━━━━━ INPUT ROWS

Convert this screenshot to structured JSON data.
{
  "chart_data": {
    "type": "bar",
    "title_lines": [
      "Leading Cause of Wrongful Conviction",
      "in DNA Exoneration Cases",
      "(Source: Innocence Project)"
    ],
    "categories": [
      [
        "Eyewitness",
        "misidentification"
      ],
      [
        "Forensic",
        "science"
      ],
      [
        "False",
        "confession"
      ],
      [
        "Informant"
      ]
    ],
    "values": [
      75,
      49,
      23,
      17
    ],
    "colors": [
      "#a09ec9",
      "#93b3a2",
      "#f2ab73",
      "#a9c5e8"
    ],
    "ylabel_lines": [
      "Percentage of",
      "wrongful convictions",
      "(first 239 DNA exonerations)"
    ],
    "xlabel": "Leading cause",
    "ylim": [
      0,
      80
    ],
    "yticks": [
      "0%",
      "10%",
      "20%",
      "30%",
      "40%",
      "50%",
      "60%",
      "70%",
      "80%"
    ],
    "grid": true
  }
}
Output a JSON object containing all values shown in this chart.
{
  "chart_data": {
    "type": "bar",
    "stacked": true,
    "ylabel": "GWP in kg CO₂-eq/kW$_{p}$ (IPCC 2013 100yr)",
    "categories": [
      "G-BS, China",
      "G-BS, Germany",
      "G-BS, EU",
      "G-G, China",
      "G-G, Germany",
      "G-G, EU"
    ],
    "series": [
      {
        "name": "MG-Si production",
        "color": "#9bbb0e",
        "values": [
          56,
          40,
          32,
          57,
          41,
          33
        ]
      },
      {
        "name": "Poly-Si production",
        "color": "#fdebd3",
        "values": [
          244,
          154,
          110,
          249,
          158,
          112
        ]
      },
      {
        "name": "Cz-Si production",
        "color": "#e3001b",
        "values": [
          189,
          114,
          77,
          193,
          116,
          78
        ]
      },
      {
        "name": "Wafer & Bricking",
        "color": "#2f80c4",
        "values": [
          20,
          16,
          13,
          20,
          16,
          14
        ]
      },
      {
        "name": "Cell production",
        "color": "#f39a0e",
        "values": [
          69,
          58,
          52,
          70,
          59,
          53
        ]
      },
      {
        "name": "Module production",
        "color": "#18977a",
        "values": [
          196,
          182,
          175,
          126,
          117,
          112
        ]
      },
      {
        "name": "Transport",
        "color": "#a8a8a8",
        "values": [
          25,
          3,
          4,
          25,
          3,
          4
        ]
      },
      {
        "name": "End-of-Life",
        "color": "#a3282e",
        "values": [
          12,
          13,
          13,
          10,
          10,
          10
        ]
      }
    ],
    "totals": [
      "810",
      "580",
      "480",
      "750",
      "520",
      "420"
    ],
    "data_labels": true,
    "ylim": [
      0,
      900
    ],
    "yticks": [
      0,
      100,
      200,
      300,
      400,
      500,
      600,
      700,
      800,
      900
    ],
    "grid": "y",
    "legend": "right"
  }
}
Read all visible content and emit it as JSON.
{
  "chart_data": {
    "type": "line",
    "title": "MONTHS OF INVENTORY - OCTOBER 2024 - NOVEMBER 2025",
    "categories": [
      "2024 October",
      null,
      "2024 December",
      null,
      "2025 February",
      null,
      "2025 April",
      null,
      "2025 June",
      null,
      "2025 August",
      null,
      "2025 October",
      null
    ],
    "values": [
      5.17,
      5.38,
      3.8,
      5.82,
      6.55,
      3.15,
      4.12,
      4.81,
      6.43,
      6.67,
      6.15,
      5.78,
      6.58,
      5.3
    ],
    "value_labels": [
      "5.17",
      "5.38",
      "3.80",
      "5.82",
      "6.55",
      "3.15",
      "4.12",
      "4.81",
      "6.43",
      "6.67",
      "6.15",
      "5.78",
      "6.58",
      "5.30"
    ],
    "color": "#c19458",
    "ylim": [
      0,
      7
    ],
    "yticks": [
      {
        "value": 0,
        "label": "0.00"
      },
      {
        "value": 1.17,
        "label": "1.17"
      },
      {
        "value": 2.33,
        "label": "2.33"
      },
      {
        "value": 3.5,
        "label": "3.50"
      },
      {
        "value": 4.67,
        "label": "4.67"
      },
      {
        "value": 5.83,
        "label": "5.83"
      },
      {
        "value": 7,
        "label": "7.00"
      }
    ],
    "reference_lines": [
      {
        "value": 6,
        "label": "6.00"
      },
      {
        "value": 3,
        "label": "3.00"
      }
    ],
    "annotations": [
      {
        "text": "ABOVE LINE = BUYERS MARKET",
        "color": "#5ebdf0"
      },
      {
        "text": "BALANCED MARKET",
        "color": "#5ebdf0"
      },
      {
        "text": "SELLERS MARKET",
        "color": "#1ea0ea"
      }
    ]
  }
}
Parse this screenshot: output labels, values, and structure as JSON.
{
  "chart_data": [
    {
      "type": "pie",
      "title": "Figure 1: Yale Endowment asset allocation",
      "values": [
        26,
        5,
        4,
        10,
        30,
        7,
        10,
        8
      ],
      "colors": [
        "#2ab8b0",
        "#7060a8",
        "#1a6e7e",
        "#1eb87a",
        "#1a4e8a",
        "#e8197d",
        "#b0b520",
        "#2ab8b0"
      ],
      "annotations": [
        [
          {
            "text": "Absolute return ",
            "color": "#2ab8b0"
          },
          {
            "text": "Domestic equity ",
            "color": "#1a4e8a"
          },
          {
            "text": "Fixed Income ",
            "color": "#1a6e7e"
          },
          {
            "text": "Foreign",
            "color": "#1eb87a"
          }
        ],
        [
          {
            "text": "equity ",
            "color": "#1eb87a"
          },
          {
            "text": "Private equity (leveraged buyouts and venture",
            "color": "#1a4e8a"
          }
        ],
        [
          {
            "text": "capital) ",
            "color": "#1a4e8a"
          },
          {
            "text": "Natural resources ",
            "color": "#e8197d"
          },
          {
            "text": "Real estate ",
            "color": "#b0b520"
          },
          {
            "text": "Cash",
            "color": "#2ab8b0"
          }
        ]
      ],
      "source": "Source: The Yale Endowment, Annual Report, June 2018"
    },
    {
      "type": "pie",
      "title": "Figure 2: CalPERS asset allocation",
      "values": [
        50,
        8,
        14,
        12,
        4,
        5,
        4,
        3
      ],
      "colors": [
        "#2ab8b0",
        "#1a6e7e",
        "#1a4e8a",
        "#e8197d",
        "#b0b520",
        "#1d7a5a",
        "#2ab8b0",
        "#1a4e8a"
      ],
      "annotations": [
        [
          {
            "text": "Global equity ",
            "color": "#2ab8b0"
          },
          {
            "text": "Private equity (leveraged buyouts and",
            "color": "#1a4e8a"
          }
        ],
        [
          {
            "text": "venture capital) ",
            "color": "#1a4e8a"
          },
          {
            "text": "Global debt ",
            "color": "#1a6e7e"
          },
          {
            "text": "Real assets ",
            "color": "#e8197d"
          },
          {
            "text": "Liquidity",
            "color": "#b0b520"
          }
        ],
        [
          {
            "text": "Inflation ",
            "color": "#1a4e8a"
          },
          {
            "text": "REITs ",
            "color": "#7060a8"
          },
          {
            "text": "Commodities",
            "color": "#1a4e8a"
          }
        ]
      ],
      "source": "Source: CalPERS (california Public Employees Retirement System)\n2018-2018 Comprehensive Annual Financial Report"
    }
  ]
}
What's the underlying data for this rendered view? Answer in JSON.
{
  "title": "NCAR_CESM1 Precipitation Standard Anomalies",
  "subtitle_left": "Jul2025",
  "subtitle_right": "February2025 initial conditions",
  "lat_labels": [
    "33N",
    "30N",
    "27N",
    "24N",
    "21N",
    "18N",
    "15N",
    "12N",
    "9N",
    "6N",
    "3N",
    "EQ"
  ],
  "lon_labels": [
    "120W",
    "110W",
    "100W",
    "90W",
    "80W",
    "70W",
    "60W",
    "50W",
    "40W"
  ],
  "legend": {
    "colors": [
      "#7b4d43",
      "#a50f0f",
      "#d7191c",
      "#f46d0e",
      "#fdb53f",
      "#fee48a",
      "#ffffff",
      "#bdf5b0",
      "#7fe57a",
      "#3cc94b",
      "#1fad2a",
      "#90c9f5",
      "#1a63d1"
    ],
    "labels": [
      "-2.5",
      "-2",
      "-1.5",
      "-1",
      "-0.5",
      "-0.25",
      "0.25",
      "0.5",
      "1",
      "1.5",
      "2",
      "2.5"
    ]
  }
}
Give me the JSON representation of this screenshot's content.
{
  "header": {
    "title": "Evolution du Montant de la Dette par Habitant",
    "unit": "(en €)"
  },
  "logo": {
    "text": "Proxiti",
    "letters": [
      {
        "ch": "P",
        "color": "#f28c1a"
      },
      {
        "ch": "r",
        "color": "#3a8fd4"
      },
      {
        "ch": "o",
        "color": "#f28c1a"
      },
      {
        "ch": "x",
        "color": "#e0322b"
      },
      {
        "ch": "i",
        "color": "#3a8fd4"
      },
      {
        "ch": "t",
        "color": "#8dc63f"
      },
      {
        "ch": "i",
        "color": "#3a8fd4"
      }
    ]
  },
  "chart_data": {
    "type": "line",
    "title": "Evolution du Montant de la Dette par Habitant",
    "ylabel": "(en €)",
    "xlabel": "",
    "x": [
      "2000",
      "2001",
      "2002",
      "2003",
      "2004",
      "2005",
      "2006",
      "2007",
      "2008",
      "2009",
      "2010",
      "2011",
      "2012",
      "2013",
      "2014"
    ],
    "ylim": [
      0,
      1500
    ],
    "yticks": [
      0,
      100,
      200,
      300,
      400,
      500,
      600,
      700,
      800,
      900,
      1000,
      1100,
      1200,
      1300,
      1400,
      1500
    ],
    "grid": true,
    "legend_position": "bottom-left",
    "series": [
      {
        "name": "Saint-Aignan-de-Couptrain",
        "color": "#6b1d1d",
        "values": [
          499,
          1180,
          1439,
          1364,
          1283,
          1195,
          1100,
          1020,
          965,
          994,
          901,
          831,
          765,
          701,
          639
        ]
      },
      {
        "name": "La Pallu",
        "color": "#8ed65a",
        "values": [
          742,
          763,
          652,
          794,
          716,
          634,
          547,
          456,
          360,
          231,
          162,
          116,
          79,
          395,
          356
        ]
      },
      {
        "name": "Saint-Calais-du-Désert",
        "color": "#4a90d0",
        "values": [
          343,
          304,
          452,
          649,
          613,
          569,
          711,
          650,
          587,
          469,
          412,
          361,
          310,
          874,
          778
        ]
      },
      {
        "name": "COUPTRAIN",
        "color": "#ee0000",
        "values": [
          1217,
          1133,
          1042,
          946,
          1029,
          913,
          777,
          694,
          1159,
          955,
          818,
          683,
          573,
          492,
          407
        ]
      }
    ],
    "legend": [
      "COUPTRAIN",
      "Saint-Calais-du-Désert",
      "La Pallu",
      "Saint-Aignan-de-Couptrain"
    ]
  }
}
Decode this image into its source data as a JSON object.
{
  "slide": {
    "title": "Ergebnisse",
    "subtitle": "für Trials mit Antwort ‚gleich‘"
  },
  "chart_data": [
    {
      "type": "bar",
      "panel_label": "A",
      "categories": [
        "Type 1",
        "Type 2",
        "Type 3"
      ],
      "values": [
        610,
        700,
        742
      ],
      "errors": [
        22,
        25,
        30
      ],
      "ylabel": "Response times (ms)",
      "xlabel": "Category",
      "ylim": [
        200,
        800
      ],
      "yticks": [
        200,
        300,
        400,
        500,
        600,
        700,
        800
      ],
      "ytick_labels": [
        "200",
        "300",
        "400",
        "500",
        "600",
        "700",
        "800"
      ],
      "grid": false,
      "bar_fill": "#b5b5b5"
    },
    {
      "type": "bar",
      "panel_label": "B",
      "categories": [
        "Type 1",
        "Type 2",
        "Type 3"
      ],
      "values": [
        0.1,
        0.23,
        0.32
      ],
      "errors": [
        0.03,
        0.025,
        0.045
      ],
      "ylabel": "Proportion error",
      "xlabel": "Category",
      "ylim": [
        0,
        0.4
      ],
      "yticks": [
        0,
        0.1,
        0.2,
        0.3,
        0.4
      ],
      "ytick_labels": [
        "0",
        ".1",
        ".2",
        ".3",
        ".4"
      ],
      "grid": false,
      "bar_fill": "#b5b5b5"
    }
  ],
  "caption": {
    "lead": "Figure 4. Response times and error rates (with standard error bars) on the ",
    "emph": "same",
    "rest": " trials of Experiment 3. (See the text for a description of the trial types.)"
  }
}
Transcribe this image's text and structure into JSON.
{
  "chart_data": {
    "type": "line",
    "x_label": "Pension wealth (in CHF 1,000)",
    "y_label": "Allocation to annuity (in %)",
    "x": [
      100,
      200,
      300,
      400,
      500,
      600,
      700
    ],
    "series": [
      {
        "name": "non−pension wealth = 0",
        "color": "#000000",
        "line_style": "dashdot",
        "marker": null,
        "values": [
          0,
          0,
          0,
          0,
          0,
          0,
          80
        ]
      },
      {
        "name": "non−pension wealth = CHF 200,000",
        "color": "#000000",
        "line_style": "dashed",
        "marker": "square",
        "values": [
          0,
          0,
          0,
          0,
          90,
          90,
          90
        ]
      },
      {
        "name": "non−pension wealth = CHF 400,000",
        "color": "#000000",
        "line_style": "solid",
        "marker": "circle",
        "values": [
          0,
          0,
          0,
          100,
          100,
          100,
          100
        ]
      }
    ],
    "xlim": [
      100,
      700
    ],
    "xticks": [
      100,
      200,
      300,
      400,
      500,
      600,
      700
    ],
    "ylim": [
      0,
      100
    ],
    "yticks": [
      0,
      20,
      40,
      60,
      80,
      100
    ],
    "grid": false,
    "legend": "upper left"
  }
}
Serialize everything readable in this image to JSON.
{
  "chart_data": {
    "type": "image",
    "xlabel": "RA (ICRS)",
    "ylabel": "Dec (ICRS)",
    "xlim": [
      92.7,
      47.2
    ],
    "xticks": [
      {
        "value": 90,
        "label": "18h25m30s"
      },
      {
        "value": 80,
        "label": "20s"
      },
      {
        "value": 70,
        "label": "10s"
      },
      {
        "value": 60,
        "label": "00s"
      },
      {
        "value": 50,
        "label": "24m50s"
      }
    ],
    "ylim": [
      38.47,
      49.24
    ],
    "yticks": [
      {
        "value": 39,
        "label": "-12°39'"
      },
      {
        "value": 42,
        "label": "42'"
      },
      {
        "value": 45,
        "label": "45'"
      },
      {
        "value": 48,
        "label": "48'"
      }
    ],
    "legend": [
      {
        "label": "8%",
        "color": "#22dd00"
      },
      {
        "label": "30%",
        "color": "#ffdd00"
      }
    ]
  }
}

━━━━━━━━━━

> **AIM OF THE TASK**: Out of the material above, select every line that holds the string "Calais".

> **EXERCISE RESULT**:
        "name": "Saint-Calais-du-Désert",
      "Saint-Calais-du-Désert",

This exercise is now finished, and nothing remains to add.